::: Material for this task

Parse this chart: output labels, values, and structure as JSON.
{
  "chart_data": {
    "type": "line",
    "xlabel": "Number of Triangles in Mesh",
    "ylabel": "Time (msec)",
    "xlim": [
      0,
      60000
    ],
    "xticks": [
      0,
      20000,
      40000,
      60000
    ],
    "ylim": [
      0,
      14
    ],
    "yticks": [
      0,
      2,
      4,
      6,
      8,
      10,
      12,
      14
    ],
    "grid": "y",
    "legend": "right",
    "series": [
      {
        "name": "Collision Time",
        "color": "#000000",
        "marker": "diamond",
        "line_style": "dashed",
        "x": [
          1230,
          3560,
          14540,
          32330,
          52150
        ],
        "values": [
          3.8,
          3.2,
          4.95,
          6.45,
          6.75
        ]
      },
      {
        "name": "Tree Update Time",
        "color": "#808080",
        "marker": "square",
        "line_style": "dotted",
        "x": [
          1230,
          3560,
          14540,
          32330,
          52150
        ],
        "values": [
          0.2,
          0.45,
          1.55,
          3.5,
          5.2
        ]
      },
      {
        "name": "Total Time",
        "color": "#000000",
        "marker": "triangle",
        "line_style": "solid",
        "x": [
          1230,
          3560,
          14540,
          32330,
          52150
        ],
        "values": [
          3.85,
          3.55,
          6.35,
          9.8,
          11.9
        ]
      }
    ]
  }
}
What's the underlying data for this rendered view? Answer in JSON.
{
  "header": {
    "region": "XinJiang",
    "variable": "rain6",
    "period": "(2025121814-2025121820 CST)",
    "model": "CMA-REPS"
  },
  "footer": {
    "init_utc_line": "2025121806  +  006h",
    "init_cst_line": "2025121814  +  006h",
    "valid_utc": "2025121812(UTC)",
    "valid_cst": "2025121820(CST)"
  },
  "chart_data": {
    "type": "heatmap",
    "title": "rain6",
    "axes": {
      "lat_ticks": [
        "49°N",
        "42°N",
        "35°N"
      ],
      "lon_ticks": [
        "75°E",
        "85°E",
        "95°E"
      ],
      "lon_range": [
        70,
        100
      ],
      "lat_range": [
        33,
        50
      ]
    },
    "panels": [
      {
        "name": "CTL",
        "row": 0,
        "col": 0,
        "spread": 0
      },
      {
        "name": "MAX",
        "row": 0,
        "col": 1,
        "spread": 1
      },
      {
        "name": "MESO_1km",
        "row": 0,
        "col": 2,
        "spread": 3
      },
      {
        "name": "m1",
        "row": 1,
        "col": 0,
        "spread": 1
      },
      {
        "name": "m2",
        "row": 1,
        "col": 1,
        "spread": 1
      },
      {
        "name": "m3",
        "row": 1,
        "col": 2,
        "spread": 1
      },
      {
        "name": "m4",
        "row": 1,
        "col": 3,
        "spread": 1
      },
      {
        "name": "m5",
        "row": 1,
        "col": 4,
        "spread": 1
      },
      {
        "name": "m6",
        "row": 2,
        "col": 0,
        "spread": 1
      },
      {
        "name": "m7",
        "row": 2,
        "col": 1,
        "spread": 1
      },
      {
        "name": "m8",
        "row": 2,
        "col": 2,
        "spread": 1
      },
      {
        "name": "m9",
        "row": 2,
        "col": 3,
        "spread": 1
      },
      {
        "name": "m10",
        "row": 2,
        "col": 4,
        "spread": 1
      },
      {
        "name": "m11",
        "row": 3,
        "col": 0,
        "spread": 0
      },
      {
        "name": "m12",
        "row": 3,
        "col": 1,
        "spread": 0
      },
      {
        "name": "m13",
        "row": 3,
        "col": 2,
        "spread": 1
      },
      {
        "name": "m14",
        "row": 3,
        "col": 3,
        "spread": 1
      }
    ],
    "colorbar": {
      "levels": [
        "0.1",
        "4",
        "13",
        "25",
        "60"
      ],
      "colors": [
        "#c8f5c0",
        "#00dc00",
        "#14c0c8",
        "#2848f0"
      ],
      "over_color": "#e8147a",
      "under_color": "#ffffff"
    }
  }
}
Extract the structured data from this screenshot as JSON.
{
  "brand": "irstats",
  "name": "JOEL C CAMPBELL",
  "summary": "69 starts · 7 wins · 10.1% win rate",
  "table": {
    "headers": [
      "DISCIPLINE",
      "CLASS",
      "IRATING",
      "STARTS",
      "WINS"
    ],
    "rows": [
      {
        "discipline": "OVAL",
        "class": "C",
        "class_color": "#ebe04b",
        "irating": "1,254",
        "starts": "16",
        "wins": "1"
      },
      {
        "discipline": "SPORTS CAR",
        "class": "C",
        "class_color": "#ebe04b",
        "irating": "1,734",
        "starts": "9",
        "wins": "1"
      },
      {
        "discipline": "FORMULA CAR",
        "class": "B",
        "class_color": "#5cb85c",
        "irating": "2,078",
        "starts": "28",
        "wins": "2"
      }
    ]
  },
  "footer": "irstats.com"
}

::::::

=== Given exercise ===
Return the lines above exactly, keeping every word.

=== Answer in full ===
Parse this chart: output labels, values, and structure as JSON.
{
  "chart_data": {
    "type": "line",
    "xlabel": "Number of Triangles in Mesh",
    "ylabel": "Time (msec)",
    "xlim": [
      0,
      60000
    ],
    "xticks": [
      0,
      20000,
      40000,
      60000
    ],
    "ylim": [
      0,
      14
    ],
    "yticks": [
      0,
      2,
      4,
      6,
      8,
      10,
      12,
      14
    ],
    "grid": "y",
    "legend": "right",
    "series": [
      {
        "name": "Collision Time",
        "color": "#000000",
        "marker": "diamond",
        "line_style": "dashed",
        "x": [
          1230,
          3560,
          14540,
          32330,
          52150
        ],
        "values": [
          3.8,
          3.2,
          4.95,
          6.45,
          6.75
        ]
      },
      {
        "name": "Tree Update Time",
        "color": "#808080",
        "marker": "square",
        "line_style": "dotted",
        "x": [
          1230,
          3560,
          14540,
          32330,
          52150
        ],
        "values": [
          0.2,
          0.45,
          1.55,
          3.5,
          5.2
        ]
      },
      {
        "name": "Total Time",
        "color": "#000000",
        "marker": "triangle",
        "line_style": "solid",
        "x": [
          1230,
          3560,
          14540,
          32330,
          52150
        ],
        "values": [
          3.85,
          3.55,
          6.35,
          9.8,
          11.9
        ]
      }
    ]
  }
}
What's the underlying data for this rendered view? Answer in JSON.
{
  "header": {
    "region": "XinJiang",
    "variable": "rain6",
    "period": "(2025121814-2025121820 CST)",
    "model": "CMA-REPS"
  },
  "footer": {
    "init_utc_line": "2025121806  +  006h",
    "init_cst_line": "2025121814  +  006h",
    "valid_utc": "2025121812(UTC)",
    "valid_cst": "2025121820(CST)"
  },
  "chart_data": {
    "type": "heatmap",
    "title": "rain6",
    "axes": {
      "lat_ticks": [
        "49°N",
        "42°N",
        "35°N"
      ],
      "lon_ticks": [
        "75°E",
        "85°E",
        "95°E"
      ],
      "lon_range": [
        70,
        100
      ],
      "lat_range": [
        33,
        50
      ]
    },
    "panels": [
      {
        "name": "CTL",
        "row": 0,
        "col": 0,
        "spread": 0
      },
      {
        "name": "MAX",
        "row": 0,
        "col": 1,
        "spread": 1
      },
      {
        "name": "MESO_1km",
        "row": 0,
        "col": 2,
        "spread": 3
      },
      {
        "name": "m1",
        "row": 1,
        "col": 0,
        "spread": 1
      },
      {
        "name": "m2",
        "row": 1,
        "col": 1,
        "spread": 1
      },
      {
        "name": "m3",
        "row": 1,
        "col": 2,
        "spread": 1
      },
      {
        "name": "m4",
        "row": 1,
        "col": 3,
        "spread": 1
      },
      {
        "name": "m5",
        "row": 1,
        "col": 4,
        "spread": 1
      },
      {
        "name": "m6",
        "row": 2,
        "col": 0,
        "spread": 1
      },
      {
        "name": "m7",
        "row": 2,
        "col": 1,
        "spread": 1
      },
      {
        "name": "m8",
        "row": 2,
        "col": 2,
        "spread": 1
      },
      {
        "name": "m9",
        "row": 2,
        "col": 3,
        "spread": 1
      },
      {
        "name": "m10",
        "row": 2,
        "col": 4,
        "spread": 1
      },
      {
        "name": "m11",
        "row": 3,
        "col": 0,
        "spread": 0
      },
      {
        "name": "m12",
        "row": 3,
        "col": 1,
        "spread": 0
      },
      {
        "name": "m13",
        "row": 3,
        "col": 2,
        "spread": 1
      },
      {
        "name": "m14",
        "row": 3,
        "col": 3,
        "spread": 1
      }
    ],
    "colorbar": {
      "levels": [
        "0.1",
        "4",
        "13",
        "25",
        "60"
      ],
      "colors": [
        "#c8f5c0",
        "#00dc00",
        "#14c0c8",
        "#2848f0"
      ],
      "over_color": "#e8147a",
      "under_color": "#ffffff"
    }
  }
}
Extract the structured data from this screenshot as JSON.
{
  "brand": "irstats",
  "name": "JOEL C CAMPBELL",
  "summary": "69 starts · 7 wins · 10.1% win rate",
  "table": {
    "headers": [
      "DISCIPLINE",
      "CLASS",
      "IRATING",
      "STARTS",
      "WINS"
    ],
    "rows": [
      {
        "discipline": "OVAL",
        "class": "C",
        "class_color": "#ebe04b",
        "irating": "1,254",
        "starts": "16",
        "wins": "1"
      },
      {
        "discipline": "SPORTS CAR",
        "class": "C",
        "class_color": "#ebe04b",
        "irating": "1,734",
        "starts": "9",
        "wins": "1"
      },
      {
        "discipline": "FORMULA CAR",
        "class": "B",
        "class_color": "#5cb85c",
        "irating": "2,078",
        "starts": "28",
        "wins": "2"
      }
    ]
  },
  "footer": "irstats.com"
}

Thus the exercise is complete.